> **THE EXERCISE**
Show only lines that include "Vmin".
**** PROVIDED RECORDS ****
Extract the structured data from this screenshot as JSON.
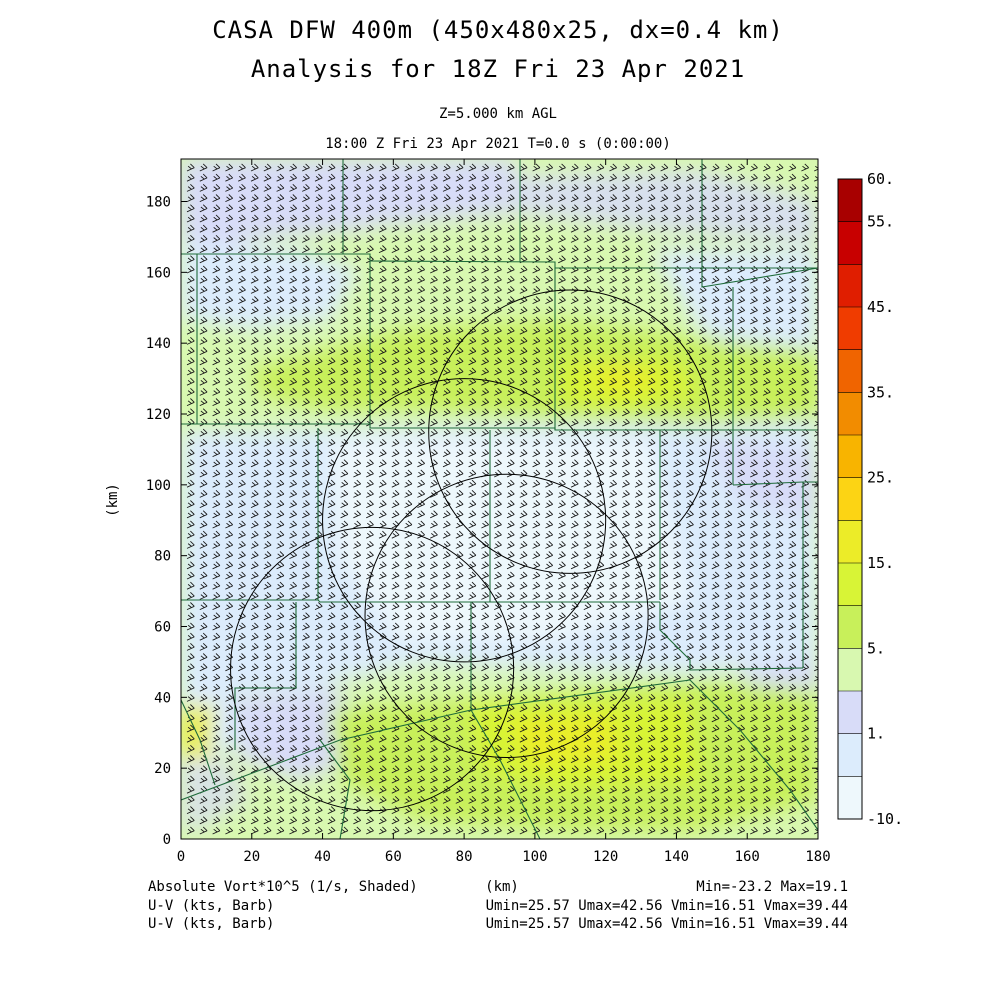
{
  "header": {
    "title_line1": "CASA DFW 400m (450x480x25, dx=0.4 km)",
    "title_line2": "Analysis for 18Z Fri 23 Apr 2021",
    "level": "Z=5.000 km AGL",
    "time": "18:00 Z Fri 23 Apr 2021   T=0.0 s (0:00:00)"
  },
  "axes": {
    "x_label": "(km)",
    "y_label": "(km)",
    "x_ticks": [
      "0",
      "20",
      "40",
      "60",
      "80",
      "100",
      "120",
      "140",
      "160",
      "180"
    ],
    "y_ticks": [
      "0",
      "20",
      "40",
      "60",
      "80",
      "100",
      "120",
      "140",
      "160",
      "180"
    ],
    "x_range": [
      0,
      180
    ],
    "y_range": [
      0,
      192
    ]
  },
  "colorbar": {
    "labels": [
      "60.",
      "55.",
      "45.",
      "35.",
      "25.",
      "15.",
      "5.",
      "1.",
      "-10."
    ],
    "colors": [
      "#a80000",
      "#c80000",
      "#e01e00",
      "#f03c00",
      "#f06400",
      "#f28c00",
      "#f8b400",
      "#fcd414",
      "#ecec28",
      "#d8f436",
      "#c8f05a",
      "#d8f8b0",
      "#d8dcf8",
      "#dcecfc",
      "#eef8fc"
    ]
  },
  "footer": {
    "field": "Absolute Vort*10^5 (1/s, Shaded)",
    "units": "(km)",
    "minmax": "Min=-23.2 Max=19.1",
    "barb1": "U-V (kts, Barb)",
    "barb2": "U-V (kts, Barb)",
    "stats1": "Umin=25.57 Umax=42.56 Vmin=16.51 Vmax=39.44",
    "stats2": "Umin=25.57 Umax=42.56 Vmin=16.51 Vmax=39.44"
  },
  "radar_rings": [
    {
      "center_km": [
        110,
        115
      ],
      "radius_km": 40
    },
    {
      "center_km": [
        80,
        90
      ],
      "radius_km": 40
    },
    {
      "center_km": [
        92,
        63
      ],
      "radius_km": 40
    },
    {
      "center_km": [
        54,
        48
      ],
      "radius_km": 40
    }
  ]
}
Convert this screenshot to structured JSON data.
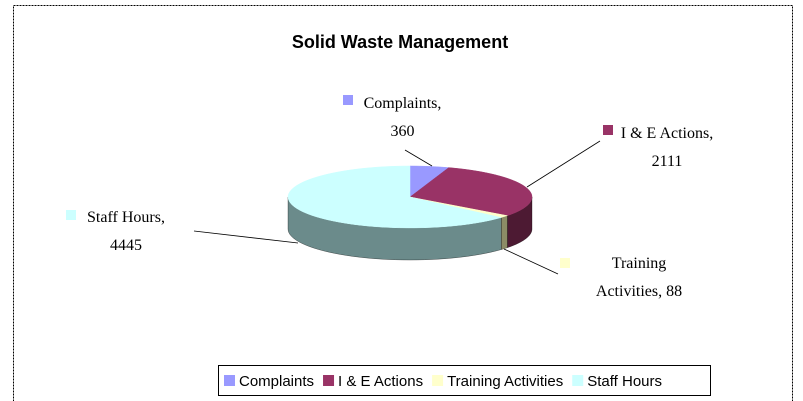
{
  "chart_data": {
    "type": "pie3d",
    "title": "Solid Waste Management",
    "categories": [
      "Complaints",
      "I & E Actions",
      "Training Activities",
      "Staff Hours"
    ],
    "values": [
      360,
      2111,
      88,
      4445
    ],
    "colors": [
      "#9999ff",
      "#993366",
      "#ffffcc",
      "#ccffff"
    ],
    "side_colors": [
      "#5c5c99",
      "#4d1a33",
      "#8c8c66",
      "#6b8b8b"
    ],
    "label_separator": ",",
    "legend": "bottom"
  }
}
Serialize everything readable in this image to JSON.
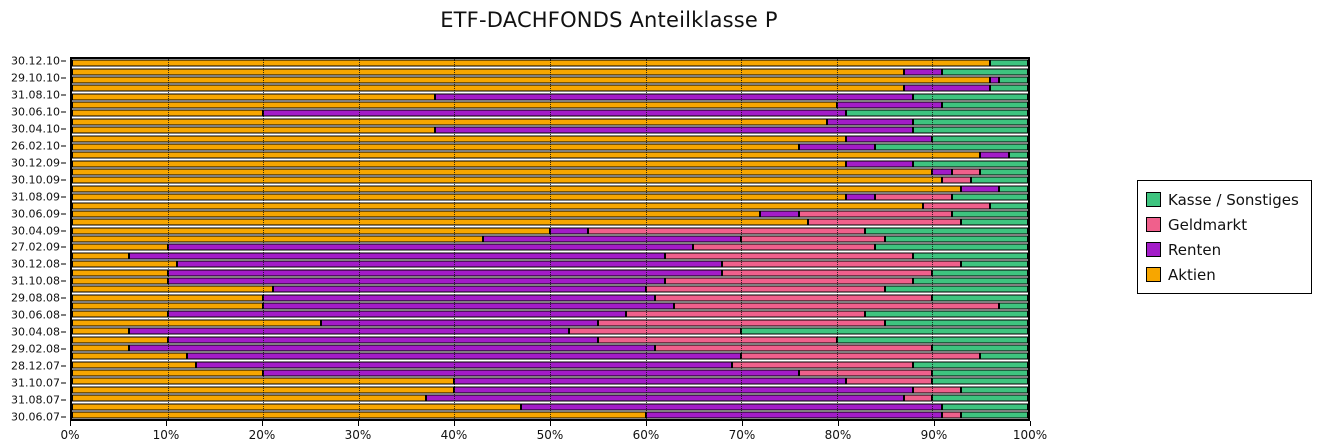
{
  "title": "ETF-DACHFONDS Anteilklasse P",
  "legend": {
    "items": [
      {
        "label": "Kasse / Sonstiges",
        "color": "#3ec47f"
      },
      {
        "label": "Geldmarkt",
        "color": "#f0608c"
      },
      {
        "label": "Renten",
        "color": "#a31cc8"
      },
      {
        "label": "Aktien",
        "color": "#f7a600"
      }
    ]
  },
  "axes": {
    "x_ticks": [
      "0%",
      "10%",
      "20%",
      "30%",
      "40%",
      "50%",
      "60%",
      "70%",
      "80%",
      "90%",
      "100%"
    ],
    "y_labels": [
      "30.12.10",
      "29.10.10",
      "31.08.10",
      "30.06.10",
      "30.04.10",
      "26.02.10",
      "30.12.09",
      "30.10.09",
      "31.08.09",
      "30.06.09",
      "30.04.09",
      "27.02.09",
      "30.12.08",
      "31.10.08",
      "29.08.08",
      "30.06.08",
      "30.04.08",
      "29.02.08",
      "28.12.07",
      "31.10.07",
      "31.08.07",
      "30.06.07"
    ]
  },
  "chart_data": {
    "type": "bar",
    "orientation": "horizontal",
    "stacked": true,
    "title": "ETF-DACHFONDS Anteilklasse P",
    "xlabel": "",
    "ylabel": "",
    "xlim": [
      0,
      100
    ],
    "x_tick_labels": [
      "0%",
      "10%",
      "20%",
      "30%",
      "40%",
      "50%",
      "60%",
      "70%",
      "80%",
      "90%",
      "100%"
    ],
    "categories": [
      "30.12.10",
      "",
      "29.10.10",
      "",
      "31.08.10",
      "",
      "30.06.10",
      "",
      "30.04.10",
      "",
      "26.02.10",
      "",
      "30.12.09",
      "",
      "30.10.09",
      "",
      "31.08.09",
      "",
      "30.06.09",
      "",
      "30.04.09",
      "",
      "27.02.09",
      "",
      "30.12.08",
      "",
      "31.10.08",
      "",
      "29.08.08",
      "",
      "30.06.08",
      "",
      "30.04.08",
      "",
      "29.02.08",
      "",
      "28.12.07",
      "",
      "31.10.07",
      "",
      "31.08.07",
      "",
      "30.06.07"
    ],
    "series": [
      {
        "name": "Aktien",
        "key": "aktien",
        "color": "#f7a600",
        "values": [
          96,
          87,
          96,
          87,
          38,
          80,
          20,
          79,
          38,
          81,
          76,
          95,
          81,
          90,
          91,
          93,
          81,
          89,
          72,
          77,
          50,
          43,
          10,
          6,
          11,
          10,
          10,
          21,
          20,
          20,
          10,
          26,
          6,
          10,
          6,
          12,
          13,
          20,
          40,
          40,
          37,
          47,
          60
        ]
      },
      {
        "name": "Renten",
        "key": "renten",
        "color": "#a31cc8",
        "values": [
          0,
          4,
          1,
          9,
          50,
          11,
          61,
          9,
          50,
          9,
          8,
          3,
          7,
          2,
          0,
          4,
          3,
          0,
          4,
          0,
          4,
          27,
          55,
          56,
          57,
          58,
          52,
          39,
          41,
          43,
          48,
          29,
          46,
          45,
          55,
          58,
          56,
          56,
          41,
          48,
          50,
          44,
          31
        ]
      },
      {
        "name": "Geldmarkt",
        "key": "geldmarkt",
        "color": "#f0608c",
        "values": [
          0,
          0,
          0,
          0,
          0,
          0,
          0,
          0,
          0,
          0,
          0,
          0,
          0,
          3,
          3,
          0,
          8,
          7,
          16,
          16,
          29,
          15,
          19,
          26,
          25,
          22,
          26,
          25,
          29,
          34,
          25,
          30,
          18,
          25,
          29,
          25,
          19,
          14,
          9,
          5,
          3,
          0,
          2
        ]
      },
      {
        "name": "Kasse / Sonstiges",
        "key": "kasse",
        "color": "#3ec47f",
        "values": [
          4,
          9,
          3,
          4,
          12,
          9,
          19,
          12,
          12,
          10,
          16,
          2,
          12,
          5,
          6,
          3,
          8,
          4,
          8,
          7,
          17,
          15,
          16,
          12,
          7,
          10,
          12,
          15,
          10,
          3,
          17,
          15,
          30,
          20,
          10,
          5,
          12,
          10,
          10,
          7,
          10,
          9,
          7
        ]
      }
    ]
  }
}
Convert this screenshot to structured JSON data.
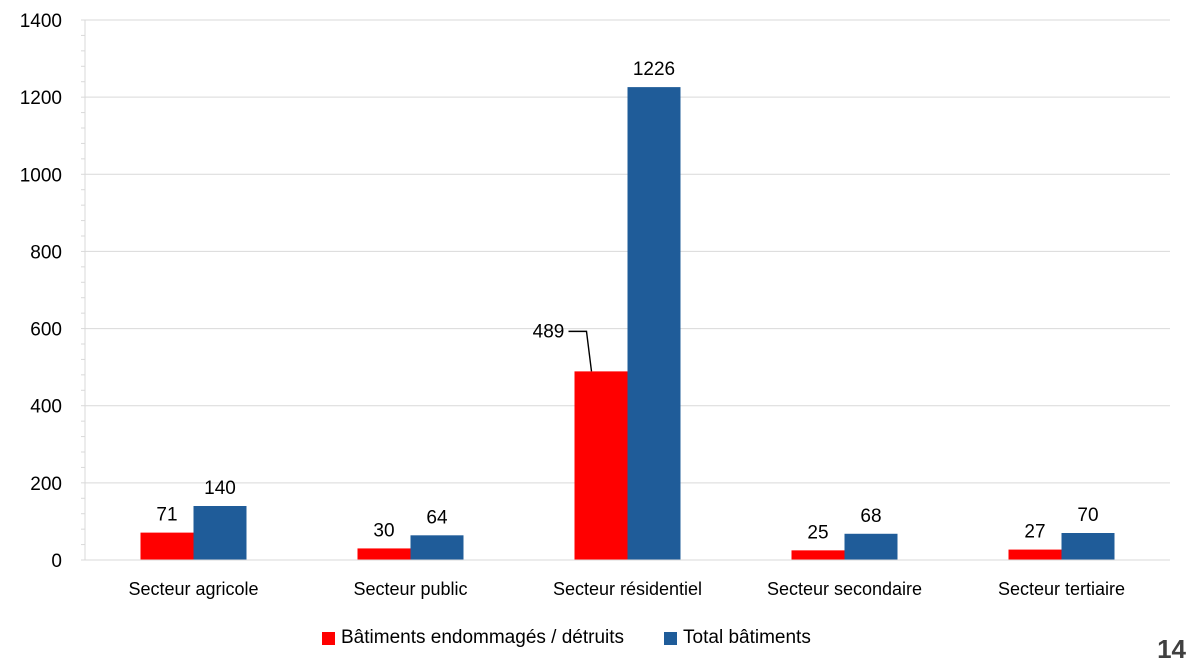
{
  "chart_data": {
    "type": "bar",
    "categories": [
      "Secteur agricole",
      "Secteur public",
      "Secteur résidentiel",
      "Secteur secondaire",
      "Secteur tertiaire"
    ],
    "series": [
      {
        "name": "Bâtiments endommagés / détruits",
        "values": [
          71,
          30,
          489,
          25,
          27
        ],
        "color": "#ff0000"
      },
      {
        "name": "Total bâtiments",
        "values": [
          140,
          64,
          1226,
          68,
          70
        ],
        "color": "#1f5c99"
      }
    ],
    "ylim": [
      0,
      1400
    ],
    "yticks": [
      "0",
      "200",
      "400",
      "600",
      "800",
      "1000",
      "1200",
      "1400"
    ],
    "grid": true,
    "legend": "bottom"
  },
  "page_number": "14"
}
****
> **WRITTEN ANSWER**
    "stats1": "Umin=25.57 Umax=42.56 Vmin=16.51 Vmax=39.44",
    "stats2": "Umin=25.57 Umax=42.56 Vmin=16.51 Vmax=39.44"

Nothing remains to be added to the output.